• **Listed entries**:
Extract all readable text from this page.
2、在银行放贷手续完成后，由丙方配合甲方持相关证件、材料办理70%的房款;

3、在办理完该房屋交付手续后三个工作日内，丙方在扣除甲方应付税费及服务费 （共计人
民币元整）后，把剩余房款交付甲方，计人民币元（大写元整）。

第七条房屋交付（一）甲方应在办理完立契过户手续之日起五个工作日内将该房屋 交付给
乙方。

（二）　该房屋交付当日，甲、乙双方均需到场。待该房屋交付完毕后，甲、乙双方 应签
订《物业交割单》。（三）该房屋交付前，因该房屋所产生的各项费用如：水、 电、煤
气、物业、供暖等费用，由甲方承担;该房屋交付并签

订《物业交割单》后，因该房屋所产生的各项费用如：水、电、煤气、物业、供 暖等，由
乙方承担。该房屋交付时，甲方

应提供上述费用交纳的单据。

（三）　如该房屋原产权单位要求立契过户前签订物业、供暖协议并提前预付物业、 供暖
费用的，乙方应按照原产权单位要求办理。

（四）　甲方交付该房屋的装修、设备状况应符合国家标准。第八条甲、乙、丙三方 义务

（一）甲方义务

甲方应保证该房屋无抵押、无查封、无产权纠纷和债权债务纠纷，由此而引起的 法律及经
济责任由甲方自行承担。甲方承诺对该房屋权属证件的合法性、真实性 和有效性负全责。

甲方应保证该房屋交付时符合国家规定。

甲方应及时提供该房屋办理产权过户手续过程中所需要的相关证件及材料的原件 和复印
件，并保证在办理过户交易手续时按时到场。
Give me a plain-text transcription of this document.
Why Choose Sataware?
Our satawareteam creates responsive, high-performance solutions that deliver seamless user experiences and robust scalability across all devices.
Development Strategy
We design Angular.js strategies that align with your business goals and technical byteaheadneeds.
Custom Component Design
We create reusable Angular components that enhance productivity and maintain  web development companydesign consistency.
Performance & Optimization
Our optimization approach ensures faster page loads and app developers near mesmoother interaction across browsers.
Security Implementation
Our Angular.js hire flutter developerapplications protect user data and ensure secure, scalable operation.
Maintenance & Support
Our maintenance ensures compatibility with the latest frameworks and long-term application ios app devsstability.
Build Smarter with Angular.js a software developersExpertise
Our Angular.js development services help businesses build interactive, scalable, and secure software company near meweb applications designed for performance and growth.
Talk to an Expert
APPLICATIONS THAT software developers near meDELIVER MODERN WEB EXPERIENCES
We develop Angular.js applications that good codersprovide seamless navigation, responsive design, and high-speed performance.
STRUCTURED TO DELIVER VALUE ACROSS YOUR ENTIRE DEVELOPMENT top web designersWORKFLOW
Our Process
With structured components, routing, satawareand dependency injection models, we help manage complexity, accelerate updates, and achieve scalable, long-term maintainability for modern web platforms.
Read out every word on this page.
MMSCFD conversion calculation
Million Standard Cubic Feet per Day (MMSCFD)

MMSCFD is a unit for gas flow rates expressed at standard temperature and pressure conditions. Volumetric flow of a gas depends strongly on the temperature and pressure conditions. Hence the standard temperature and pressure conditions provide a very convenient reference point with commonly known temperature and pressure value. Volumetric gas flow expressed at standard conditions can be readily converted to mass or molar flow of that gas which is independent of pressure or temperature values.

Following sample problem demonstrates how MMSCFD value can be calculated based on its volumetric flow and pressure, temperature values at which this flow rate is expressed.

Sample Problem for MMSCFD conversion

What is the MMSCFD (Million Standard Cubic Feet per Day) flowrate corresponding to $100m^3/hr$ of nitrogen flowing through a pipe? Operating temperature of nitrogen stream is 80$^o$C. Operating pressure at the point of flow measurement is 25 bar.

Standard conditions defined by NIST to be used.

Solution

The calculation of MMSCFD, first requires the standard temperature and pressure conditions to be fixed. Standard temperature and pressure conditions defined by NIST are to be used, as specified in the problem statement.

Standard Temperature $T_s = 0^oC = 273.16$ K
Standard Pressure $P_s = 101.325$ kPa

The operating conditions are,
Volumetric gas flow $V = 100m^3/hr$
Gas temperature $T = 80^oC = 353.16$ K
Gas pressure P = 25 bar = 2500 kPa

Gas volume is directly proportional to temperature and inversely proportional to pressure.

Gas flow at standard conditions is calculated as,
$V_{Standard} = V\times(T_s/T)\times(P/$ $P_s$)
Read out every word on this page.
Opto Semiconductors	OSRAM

• **Exercise**:
Go through the listing above and pull out each line containing the word "responsive".

• **Answer to the problem**:
Our satawareteam creates responsive, high-performance solutions that deliver seamless user experiences and robust scalability across all devices.
We develop Angular.js applications that good codersprovide seamless navigation, responsive design, and high-speed performance.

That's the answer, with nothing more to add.